◆ Written problem ◆
Reproduce each of the lines word for word.

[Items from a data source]

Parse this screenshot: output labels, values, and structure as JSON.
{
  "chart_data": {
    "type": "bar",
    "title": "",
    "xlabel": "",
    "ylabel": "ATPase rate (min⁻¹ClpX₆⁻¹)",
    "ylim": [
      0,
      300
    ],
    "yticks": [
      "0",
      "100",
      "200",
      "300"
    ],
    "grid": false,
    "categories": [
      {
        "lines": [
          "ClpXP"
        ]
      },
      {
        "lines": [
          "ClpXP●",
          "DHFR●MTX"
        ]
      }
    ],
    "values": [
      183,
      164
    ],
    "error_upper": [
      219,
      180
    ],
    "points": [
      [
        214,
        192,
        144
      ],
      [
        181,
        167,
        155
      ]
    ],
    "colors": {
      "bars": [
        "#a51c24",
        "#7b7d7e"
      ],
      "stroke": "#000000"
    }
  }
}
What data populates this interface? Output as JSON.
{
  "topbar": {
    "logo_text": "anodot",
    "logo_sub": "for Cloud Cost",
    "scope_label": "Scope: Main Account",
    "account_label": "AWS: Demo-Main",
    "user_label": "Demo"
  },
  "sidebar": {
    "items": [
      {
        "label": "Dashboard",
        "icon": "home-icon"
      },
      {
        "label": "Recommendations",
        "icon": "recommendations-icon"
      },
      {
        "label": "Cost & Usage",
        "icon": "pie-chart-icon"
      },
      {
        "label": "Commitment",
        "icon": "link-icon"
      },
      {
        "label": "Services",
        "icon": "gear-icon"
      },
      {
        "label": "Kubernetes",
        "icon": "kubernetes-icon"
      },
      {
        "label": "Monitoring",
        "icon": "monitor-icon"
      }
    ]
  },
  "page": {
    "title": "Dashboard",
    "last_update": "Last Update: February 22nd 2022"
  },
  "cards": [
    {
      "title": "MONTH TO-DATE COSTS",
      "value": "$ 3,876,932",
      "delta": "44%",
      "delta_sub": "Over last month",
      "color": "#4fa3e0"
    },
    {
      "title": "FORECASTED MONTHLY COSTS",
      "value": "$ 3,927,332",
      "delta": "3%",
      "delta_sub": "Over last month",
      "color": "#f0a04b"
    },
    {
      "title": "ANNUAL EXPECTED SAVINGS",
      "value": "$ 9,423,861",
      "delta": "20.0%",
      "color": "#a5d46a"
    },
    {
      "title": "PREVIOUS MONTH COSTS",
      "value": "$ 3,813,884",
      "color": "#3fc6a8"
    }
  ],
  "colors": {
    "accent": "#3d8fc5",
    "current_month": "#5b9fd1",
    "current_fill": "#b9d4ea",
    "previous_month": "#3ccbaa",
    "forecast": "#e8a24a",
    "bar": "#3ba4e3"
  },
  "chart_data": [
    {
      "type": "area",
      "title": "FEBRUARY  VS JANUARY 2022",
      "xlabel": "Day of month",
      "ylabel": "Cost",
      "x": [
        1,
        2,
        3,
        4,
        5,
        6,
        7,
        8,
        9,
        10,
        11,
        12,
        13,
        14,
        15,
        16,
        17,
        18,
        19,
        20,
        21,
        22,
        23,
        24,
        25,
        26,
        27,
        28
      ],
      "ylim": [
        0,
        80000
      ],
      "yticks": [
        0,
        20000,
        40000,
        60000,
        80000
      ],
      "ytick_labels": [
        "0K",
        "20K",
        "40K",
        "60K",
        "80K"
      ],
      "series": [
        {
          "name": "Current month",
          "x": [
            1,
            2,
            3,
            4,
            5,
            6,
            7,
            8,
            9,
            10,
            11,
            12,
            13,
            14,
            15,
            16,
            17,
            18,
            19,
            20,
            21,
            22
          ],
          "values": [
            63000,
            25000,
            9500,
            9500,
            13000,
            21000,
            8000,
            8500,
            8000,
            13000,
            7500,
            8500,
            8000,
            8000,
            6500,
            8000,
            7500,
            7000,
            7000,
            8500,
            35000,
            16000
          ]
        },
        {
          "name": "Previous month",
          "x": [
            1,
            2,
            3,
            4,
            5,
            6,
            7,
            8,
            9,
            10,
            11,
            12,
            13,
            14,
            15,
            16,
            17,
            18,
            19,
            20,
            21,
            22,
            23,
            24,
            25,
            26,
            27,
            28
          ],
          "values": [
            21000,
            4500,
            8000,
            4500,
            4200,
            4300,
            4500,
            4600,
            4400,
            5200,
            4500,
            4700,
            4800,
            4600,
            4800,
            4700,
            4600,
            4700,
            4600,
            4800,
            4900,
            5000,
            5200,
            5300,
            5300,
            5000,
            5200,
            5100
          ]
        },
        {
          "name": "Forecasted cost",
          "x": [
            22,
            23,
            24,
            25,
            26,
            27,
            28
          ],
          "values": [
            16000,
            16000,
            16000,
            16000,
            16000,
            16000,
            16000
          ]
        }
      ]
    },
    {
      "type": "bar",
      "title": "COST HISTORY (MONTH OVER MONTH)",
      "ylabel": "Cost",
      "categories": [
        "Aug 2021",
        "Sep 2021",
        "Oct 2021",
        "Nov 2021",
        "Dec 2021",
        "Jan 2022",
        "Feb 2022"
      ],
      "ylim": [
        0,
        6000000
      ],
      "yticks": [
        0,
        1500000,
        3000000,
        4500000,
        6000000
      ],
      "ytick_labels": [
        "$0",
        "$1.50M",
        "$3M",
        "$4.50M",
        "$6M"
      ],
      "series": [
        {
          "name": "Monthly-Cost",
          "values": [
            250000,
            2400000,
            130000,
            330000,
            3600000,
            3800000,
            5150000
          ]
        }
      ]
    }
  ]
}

◆ Final answer ◆
Parse this screenshot: output labels, values, and structure as JSON.
{
  "chart_data": {
    "type": "bar",
    "title": "",
    "xlabel": "",
    "ylabel": "ATPase rate (min⁻¹ClpX₆⁻¹)",
    "ylim": [
      0,
      300
    ],
    "yticks": [
      "0",
      "100",
      "200",
      "300"
    ],
    "grid": false,
    "categories": [
      {
        "lines": [
          "ClpXP"
        ]
      },
      {
        "lines": [
          "ClpXP●",
          "DHFR●MTX"
        ]
      }
    ],
    "values": [
      183,
      164
    ],
    "error_upper": [
      219,
      180
    ],
    "points": [
      [
        214,
        192,
        144
      ],
      [
        181,
        167,
        155
      ]
    ],
    "colors": {
      "bars": [
        "#a51c24",
        "#7b7d7e"
      ],
      "stroke": "#000000"
    }
  }
}
What data populates this interface? Output as JSON.
{
  "topbar": {
    "logo_text": "anodot",
    "logo_sub": "for Cloud Cost",
    "scope_label": "Scope: Main Account",
    "account_label": "AWS: Demo-Main",
    "user_label": "Demo"
  },
  "sidebar": {
    "items": [
      {
        "label": "Dashboard",
        "icon": "home-icon"
      },
      {
        "label": "Recommendations",
        "icon": "recommendations-icon"
      },
      {
        "label": "Cost & Usage",
        "icon": "pie-chart-icon"
      },
      {
        "label": "Commitment",
        "icon": "link-icon"
      },
      {
        "label": "Services",
        "icon": "gear-icon"
      },
      {
        "label": "Kubernetes",
        "icon": "kubernetes-icon"
      },
      {
        "label": "Monitoring",
        "icon": "monitor-icon"
      }
    ]
  },
  "page": {
    "title": "Dashboard",
    "last_update": "Last Update: February 22nd 2022"
  },
  "cards": [
    {
      "title": "MONTH TO-DATE COSTS",
      "value": "$ 3,876,932",
      "delta": "44%",
      "delta_sub": "Over last month",
      "color": "#4fa3e0"
    },
    {
      "title": "FORECASTED MONTHLY COSTS",
      "value": "$ 3,927,332",
      "delta": "3%",
      "delta_sub": "Over last month",
      "color": "#f0a04b"
    },
    {
      "title": "ANNUAL EXPECTED SAVINGS",
      "value": "$ 9,423,861",
      "delta": "20.0%",
      "color": "#a5d46a"
    },
    {
      "title": "PREVIOUS MONTH COSTS",
      "value": "$ 3,813,884",
      "color": "#3fc6a8"
    }
  ],
  "colors": {
    "accent": "#3d8fc5",
    "current_month": "#5b9fd1",
    "current_fill": "#b9d4ea",
    "previous_month": "#3ccbaa",
    "forecast": "#e8a24a",
    "bar": "#3ba4e3"
  },
  "chart_data": [
    {
      "type": "area",
      "title": "FEBRUARY  VS JANUARY 2022",
      "xlabel": "Day of month",
      "ylabel": "Cost",
      "x": [
        1,
        2,
        3,
        4,
        5,
        6,
        7,
        8,
        9,
        10,
        11,
        12,
        13,
        14,
        15,
        16,
        17,
        18,
        19,
        20,
        21,
        22,
        23,
        24,
        25,
        26,
        27,
        28
      ],
      "ylim": [
        0,
        80000
      ],
      "yticks": [
        0,
        20000,
        40000,
        60000,
        80000
      ],
      "ytick_labels": [
        "0K",
        "20K",
        "40K",
        "60K",
        "80K"
      ],
      "series": [
        {
          "name": "Current month",
          "x": [
            1,
            2,
            3,
            4,
            5,
            6,
            7,
            8,
            9,
            10,
            11,
            12,
            13,
            14,
            15,
            16,
            17,
            18,
            19,
            20,
            21,
            22
          ],
          "values": [
            63000,
            25000,
            9500,
            9500,
            13000,
            21000,
            8000,
            8500,
            8000,
            13000,
            7500,
            8500,
            8000,
            8000,
            6500,
            8000,
            7500,
            7000,
            7000,
            8500,
            35000,
            16000
          ]
        },
        {
          "name": "Previous month",
          "x": [
            1,
            2,
            3,
            4,
            5,
            6,
            7,
            8,
            9,
            10,
            11,
            12,
            13,
            14,
            15,
            16,
            17,
            18,
            19,
            20,
            21,
            22,
            23,
            24,
            25,
            26,
            27,
            28
          ],
          "values": [
            21000,
            4500,
            8000,
            4500,
            4200,
            4300,
            4500,
            4600,
            4400,
            5200,
            4500,
            4700,
            4800,
            4600,
            4800,
            4700,
            4600,
            4700,
            4600,
            4800,
            4900,
            5000,
            5200,
            5300,
            5300,
            5000,
            5200,
            5100
          ]
        },
        {
          "name": "Forecasted cost",
          "x": [
            22,
            23,
            24,
            25,
            26,
            27,
            28
          ],
          "values": [
            16000,
            16000,
            16000,
            16000,
            16000,
            16000,
            16000
          ]
        }
      ]
    },
    {
      "type": "bar",
      "title": "COST HISTORY (MONTH OVER MONTH)",
      "ylabel": "Cost",
      "categories": [
        "Aug 2021",
        "Sep 2021",
        "Oct 2021",
        "Nov 2021",
        "Dec 2021",
        "Jan 2022",
        "Feb 2022"
      ],
      "ylim": [
        0,
        6000000
      ],
      "yticks": [
        0,
        1500000,
        3000000,
        4500000,
        6000000
      ],
      "ytick_labels": [
        "$0",
        "$1.50M",
        "$3M",
        "$4.50M",
        "$6M"
      ],
      "series": [
        {
          "name": "Monthly-Cost",
          "values": [
            250000,
            2400000,
            130000,
            330000,
            3600000,
            3800000,
            5150000
          ]
        }
      ]
    }
  ]
}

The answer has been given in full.